(Items from a figure collection)
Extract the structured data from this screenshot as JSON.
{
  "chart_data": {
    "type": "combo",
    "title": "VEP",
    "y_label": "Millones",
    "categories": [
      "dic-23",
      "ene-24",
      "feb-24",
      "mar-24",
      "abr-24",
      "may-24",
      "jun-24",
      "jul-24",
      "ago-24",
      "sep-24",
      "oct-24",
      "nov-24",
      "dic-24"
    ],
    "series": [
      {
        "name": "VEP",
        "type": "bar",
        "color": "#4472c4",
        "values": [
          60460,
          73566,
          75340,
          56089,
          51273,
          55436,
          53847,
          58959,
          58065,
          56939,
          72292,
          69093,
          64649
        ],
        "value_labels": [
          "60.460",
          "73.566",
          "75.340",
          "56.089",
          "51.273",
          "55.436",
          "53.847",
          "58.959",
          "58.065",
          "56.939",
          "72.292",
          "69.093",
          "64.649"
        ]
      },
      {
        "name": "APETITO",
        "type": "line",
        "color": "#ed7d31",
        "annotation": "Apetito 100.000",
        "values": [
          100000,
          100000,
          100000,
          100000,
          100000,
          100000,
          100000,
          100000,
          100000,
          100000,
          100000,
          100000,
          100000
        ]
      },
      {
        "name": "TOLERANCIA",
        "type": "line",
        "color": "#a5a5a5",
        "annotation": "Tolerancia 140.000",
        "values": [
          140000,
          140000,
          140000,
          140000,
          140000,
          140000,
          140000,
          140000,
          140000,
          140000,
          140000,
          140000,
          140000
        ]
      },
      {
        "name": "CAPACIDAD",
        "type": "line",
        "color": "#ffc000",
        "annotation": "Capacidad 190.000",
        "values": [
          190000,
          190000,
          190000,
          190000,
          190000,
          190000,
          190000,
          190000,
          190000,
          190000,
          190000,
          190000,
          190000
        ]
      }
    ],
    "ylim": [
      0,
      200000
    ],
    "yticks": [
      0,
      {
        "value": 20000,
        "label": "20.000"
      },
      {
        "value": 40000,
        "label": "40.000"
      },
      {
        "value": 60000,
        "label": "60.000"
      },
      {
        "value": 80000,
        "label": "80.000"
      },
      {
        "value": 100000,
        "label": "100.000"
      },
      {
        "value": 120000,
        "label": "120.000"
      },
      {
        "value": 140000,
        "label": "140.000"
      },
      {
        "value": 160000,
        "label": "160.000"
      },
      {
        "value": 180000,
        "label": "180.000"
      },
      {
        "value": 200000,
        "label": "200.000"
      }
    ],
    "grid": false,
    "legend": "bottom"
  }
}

* _CHALLENGE_: Quote the listing in full, please, keeping every line exact.

* _CORRECT OUTPUT_:
Extract the structured data from this screenshot as JSON.
{
  "chart_data": {
    "type": "combo",
    "title": "VEP",
    "y_label": "Millones",
    "categories": [
      "dic-23",
      "ene-24",
      "feb-24",
      "mar-24",
      "abr-24",
      "may-24",
      "jun-24",
      "jul-24",
      "ago-24",
      "sep-24",
      "oct-24",
      "nov-24",
      "dic-24"
    ],
    "series": [
      {
        "name": "VEP",
        "type": "bar",
        "color": "#4472c4",
        "values": [
          60460,
          73566,
          75340,
          56089,
          51273,
          55436,
          53847,
          58959,
          58065,
          56939,
          72292,
          69093,
          64649
        ],
        "value_labels": [
          "60.460",
          "73.566",
          "75.340",
          "56.089",
          "51.273",
          "55.436",
          "53.847",
          "58.959",
          "58.065",
          "56.939",
          "72.292",
          "69.093",
          "64.649"
        ]
      },
      {
        "name": "APETITO",
        "type": "line",
        "color": "#ed7d31",
        "annotation": "Apetito 100.000",
        "values": [
          100000,
          100000,
          100000,
          100000,
          100000,
          100000,
          100000,
          100000,
          100000,
          100000,
          100000,
          100000,
          100000
        ]
      },
      {
        "name": "TOLERANCIA",
        "type": "line",
        "color": "#a5a5a5",
        "annotation": "Tolerancia 140.000",
        "values": [
          140000,
          140000,
          140000,
          140000,
          140000,
          140000,
          140000,
          140000,
          140000,
          140000,
          140000,
          140000,
          140000
        ]
      },
      {
        "name": "CAPACIDAD",
        "type": "line",
        "color": "#ffc000",
        "annotation": "Capacidad 190.000",
        "values": [
          190000,
          190000,
          190000,
          190000,
          190000,
          190000,
          190000,
          190000,
          190000,
          190000,
          190000,
          190000,
          190000
        ]
      }
    ],
    "ylim": [
      0,
      200000
    ],
    "yticks": [
      0,
      {
        "value": 20000,
        "label": "20.000"
      },
      {
        "value": 40000,
        "label": "40.000"
      },
      {
        "value": 60000,
        "label": "60.000"
      },
      {
        "value": 80000,
        "label": "80.000"
      },
      {
        "value": 100000,
        "label": "100.000"
      },
      {
        "value": 120000,
        "label": "120.000"
      },
      {
        "value": 140000,
        "label": "140.000"
      },
      {
        "value": 160000,
        "label": "160.000"
      },
      {
        "value": 180000,
        "label": "180.000"
      },
      {
        "value": 200000,
        "label": "200.000"
      }
    ],
    "grid": false,
    "legend": "bottom"
  }
}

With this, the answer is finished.